→ **Stated problem**
Find the lines with the string "left" and return them.
————
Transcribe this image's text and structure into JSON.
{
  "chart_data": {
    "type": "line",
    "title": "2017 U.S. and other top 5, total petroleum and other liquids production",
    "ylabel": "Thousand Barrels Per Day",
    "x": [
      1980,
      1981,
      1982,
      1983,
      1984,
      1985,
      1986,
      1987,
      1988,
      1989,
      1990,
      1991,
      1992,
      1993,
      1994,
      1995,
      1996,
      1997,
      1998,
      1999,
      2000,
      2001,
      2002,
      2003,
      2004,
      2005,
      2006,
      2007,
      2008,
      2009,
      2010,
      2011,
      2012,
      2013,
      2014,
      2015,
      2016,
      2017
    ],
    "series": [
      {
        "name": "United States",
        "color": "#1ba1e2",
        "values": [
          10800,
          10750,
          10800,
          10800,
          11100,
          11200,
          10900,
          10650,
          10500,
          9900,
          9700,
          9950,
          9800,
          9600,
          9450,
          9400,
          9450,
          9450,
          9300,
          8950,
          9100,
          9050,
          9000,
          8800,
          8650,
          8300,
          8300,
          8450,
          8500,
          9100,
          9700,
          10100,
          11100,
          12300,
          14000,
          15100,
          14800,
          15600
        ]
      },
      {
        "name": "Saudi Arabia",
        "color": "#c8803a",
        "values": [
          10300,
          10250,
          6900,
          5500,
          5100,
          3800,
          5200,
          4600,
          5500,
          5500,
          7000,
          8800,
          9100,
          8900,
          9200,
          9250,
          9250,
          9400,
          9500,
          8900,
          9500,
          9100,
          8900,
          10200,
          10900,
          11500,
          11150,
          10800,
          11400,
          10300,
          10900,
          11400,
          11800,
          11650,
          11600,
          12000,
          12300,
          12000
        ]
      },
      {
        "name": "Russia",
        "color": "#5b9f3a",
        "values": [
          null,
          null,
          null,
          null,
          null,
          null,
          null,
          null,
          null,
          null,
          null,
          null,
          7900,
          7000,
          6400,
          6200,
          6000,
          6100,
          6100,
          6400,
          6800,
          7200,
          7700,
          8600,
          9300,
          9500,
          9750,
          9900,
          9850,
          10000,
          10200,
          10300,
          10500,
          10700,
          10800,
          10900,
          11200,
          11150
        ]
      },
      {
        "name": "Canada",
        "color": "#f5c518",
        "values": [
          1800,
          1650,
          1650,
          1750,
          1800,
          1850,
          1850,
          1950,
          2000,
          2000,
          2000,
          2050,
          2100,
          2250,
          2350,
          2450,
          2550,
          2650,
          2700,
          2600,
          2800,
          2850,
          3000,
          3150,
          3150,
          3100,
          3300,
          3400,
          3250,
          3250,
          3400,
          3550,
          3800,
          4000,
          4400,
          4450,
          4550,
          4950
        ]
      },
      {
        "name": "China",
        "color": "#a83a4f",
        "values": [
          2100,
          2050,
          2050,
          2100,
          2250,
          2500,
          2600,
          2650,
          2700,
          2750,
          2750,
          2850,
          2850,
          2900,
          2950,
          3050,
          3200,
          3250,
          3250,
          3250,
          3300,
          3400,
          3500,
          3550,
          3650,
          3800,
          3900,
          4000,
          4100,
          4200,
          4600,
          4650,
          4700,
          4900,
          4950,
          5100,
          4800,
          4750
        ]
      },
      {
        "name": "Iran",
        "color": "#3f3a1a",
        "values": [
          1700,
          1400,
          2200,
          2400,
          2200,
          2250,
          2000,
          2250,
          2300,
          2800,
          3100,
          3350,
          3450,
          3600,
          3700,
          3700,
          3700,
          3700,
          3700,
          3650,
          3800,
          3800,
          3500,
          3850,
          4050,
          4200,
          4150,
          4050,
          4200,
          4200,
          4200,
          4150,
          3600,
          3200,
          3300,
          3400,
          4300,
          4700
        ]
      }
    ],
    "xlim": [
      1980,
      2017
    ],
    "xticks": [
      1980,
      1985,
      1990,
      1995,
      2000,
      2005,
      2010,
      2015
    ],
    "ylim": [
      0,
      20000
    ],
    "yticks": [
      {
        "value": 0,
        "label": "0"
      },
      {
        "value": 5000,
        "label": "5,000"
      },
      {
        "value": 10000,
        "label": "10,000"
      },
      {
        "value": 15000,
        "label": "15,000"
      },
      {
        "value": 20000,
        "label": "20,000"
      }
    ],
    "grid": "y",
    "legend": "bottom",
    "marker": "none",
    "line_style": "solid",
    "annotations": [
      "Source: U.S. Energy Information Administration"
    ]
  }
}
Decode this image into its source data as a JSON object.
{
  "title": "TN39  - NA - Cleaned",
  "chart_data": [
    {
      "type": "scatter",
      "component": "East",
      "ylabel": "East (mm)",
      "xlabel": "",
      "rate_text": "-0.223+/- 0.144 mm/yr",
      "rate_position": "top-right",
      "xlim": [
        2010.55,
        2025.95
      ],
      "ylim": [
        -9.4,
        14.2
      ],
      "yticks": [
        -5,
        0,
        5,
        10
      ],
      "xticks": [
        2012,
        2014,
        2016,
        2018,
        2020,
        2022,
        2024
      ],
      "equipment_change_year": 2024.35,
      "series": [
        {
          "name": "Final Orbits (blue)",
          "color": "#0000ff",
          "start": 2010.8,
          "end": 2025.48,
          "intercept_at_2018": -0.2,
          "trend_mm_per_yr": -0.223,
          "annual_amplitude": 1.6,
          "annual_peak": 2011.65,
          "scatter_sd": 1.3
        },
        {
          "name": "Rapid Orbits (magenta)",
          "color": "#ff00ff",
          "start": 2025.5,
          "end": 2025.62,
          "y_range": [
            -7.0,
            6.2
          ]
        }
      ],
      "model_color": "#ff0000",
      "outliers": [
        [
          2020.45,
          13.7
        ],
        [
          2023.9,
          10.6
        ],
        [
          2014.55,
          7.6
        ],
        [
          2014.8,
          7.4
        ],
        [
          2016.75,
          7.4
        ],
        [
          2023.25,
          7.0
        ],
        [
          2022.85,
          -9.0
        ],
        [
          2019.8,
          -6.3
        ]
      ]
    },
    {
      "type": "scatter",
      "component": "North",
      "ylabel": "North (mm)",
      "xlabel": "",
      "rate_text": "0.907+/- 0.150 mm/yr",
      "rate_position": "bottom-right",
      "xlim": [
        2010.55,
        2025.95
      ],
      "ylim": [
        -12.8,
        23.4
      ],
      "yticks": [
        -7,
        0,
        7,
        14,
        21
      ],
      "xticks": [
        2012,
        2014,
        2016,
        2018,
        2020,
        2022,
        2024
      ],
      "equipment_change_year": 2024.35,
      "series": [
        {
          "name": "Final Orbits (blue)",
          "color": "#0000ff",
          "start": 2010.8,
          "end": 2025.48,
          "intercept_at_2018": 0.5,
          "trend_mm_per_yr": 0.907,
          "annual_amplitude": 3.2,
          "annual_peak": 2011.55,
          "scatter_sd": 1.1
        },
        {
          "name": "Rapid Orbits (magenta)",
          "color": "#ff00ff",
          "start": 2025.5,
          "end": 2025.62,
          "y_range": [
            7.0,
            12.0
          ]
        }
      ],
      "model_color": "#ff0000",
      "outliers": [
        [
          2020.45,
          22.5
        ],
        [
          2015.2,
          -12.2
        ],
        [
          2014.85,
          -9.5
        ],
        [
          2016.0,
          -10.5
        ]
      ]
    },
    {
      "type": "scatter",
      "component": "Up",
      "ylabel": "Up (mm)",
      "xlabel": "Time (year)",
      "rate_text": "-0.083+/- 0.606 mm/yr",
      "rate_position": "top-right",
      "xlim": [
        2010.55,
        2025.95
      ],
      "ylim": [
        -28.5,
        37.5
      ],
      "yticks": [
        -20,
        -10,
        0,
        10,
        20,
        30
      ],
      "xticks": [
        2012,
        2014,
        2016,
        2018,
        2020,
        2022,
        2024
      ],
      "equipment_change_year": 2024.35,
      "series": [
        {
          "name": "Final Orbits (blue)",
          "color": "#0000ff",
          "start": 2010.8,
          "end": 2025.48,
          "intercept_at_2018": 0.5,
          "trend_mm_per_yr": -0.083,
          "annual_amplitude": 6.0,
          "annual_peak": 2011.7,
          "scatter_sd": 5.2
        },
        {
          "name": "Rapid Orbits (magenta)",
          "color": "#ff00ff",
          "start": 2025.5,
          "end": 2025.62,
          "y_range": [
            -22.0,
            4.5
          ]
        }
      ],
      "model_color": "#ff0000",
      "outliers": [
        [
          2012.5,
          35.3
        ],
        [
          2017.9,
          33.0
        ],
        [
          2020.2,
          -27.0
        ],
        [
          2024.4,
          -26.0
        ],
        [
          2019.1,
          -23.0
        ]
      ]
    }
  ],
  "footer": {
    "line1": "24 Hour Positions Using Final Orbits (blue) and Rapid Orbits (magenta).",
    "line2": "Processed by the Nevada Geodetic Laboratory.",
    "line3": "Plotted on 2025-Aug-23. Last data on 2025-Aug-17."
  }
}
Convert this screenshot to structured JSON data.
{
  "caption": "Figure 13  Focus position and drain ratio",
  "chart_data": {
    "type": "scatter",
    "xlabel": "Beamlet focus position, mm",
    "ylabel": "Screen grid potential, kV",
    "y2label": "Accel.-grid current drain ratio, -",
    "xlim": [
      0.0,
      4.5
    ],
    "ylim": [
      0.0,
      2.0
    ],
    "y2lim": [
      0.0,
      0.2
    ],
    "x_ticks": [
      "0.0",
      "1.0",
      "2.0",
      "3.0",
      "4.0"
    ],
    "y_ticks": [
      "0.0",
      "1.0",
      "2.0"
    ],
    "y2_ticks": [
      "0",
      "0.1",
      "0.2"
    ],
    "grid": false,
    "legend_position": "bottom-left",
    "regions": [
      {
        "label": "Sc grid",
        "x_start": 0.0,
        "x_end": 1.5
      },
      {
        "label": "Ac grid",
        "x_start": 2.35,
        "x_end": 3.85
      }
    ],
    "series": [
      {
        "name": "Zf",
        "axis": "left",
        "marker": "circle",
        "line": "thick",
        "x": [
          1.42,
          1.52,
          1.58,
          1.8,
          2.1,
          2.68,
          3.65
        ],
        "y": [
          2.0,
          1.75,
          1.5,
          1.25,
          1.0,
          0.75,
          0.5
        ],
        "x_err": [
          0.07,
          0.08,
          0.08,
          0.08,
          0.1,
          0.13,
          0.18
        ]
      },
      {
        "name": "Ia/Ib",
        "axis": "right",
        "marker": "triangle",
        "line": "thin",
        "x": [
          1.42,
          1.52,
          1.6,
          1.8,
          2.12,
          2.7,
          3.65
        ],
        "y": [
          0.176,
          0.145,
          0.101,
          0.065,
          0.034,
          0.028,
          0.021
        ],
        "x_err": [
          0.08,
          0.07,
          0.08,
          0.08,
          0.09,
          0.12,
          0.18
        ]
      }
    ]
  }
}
————
→ **Answer for the task**
    "legend_position": "bottom-left",
        "axis": "left",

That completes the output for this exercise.